Layout coordinate data:
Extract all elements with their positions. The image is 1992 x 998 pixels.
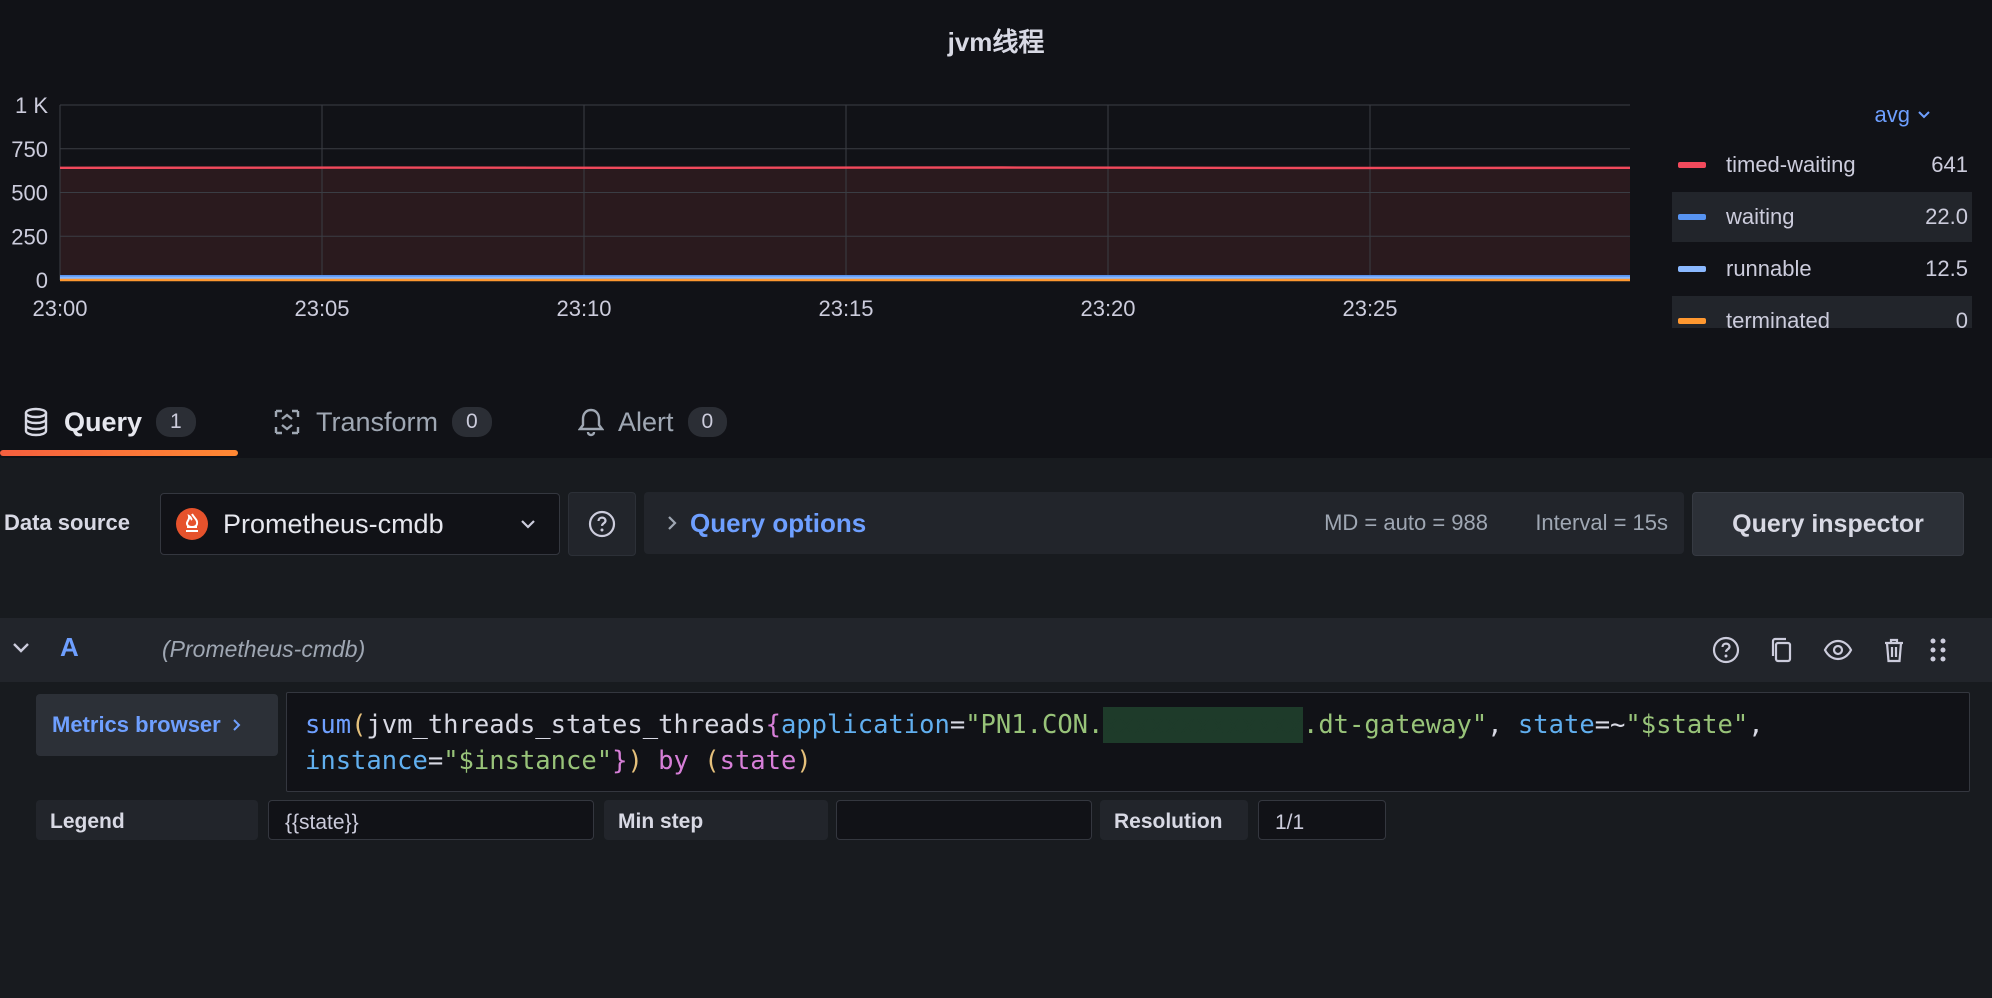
help-circle-icon[interactable] <box>1710 634 1742 666</box>
series-line-timed-waiting <box>60 168 1630 169</box>
query-ref-id[interactable]: A <box>60 632 79 663</box>
expr-value-application-suffix: .dt-gateway" <box>1303 710 1487 740</box>
tab-alert-count: 0 <box>688 407 728 437</box>
legend-calc-sort[interactable]: avg <box>1875 102 1932 128</box>
query-inspector-button[interactable]: Query inspector <box>1692 492 1964 556</box>
series-area-fill <box>60 168 1630 280</box>
legend-format-input[interactable]: {{state}} <box>268 800 594 840</box>
datasource-label: Data source <box>0 492 154 554</box>
min-step-input[interactable] <box>836 800 1092 840</box>
expr-keyword-by: by <box>658 746 689 776</box>
min-step-label: Min step <box>604 800 828 840</box>
bell-icon <box>578 407 604 437</box>
expr-group-label: state <box>720 746 797 776</box>
interval-info: Interval = 15s <box>1535 510 1668 536</box>
query-options-bar[interactable]: Query options MD = auto = 988 Interval =… <box>644 492 1684 554</box>
chevron-down-icon <box>1916 107 1932 123</box>
metrics-browser-label: Metrics browser <box>52 712 221 738</box>
tab-query-count: 1 <box>156 407 196 437</box>
chart-legend: avg timed-waiting 641 waiting 22.0 runna… <box>1668 92 1972 328</box>
resolution-label: Resolution <box>1100 800 1248 840</box>
tab-alert[interactable]: Alert 0 <box>578 390 727 454</box>
legend-item-value: 641 <box>1931 152 1968 178</box>
legend-item-name: timed-waiting <box>1726 152 1931 178</box>
expr-value-state: "$state" <box>1625 710 1748 740</box>
trash-icon[interactable] <box>1878 634 1910 666</box>
series-color-swatch <box>1678 214 1706 220</box>
tab-query[interactable]: Query 1 <box>22 390 196 454</box>
chevron-down-icon <box>519 515 537 533</box>
eye-icon[interactable] <box>1822 634 1854 666</box>
time-series-chart[interactable]: 0 250 500 750 1 K 23:00 23:05 23:10 23:15 23:20 23… <box>0 90 1650 330</box>
expr-label-instance: instance <box>305 746 428 776</box>
x-tick-label: 23:25 <box>1342 296 1397 321</box>
y-tick-label: 500 <box>11 181 48 206</box>
help-circle-icon <box>587 509 617 539</box>
tab-transform-count: 0 <box>452 407 492 437</box>
expr-value-application: "PN1.CON. <box>965 710 1103 740</box>
max-data-points-info: MD = auto = 988 <box>1324 510 1488 536</box>
promql-query-editor[interactable]: sum(jvm_threads_states_threads{applicati… <box>286 692 1970 792</box>
legend-item-waiting[interactable]: waiting 22.0 <box>1672 192 1972 242</box>
x-tick-label: 23:05 <box>294 296 349 321</box>
active-tab-indicator <box>0 450 238 456</box>
legend-item-runnable[interactable]: runnable 12.5 <box>1672 244 1972 294</box>
series-color-swatch <box>1678 162 1706 168</box>
legend-format-label: Legend <box>36 800 258 840</box>
database-icon <box>22 407 50 437</box>
y-tick-label: 0 <box>36 268 48 293</box>
chevron-right-icon <box>664 514 680 532</box>
legend-item-value: 0 <box>1956 308 1968 328</box>
x-tick-label: 23:10 <box>556 296 611 321</box>
legend-item-value: 12.5 <box>1925 256 1968 282</box>
duplicate-query-icon[interactable] <box>1766 634 1798 666</box>
metrics-browser-button[interactable]: Metrics browser <box>36 694 278 756</box>
expr-label-state: state <box>1518 710 1595 740</box>
legend-calc-label: avg <box>1875 102 1910 128</box>
chevron-right-icon <box>231 717 243 733</box>
legend-item-name: runnable <box>1726 256 1925 282</box>
x-tick-label: 23:15 <box>818 296 873 321</box>
legend-item-name: waiting <box>1726 204 1925 230</box>
y-tick-label: 750 <box>11 137 48 162</box>
resolution-select[interactable]: 1/1 <box>1258 800 1386 840</box>
expr-value-instance: "$instance" <box>443 746 612 776</box>
expr-function: sum <box>305 710 351 740</box>
datasource-help-button[interactable] <box>568 492 636 556</box>
y-tick-label: 1 K <box>15 93 48 118</box>
legend-item-timed-waiting[interactable]: timed-waiting 641 <box>1672 140 1972 190</box>
datasource-name: Prometheus-cmdb <box>223 509 444 540</box>
legend-item-value: 22.0 <box>1925 204 1968 230</box>
redacted-text: xxxxxxxxxxxxx <box>1103 707 1303 743</box>
query-options-title: Query options <box>690 508 866 539</box>
datasource-picker[interactable]: Prometheus-cmdb <box>160 493 560 555</box>
legend-item-terminated[interactable]: terminated 0 <box>1672 296 1972 328</box>
y-tick-label: 250 <box>11 224 48 249</box>
collapse-row-icon[interactable] <box>8 632 34 664</box>
x-tick-label: 23:00 <box>32 296 87 321</box>
query-datasource-name: (Prometheus-cmdb) <box>162 636 365 663</box>
x-tick-label: 23:20 <box>1080 296 1135 321</box>
transform-icon <box>272 407 302 437</box>
expr-label-application: application <box>781 710 950 740</box>
tab-query-label: Query <box>64 407 142 438</box>
series-color-swatch <box>1678 266 1706 272</box>
prometheus-logo-icon <box>175 507 209 541</box>
panel-title: jvm线程 <box>0 22 1992 59</box>
legend-item-name: terminated <box>1726 308 1956 328</box>
expr-metric: jvm_threads_states_threads <box>366 710 765 740</box>
tab-transform-label: Transform <box>316 407 438 438</box>
tab-alert-label: Alert <box>618 407 674 438</box>
editor-tabs: Query 1 Transform 0 Alert 0 <box>0 390 1992 458</box>
tab-transform[interactable]: Transform 0 <box>272 390 492 454</box>
drag-handle-icon[interactable] <box>1922 634 1954 666</box>
series-color-swatch <box>1678 318 1706 324</box>
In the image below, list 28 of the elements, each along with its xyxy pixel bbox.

*Task directions*: Convert the records above into a Markdown table with the columns Row and Record line, starting at the line that has "help-circle-icon[interactable] <box>1710 634" and stopping after the line that has "710 1487 740</box>". Include only those lines and skip any blank lines.

*Complete response*:
| Row | Record line |
|---|---|
| 1 | help-circle-icon[interactable] <box>1710 634 1742 666</box> |
| 2 | series-line-timed-waiting <box>60 168 1630 169</box> |
| 3 | query-ref-id[interactable]: A <box>60 632 79 663</box> |
| 4 | expr-value-application-suffix: .dt-gateway" <box>1303 710 1487 740</box> |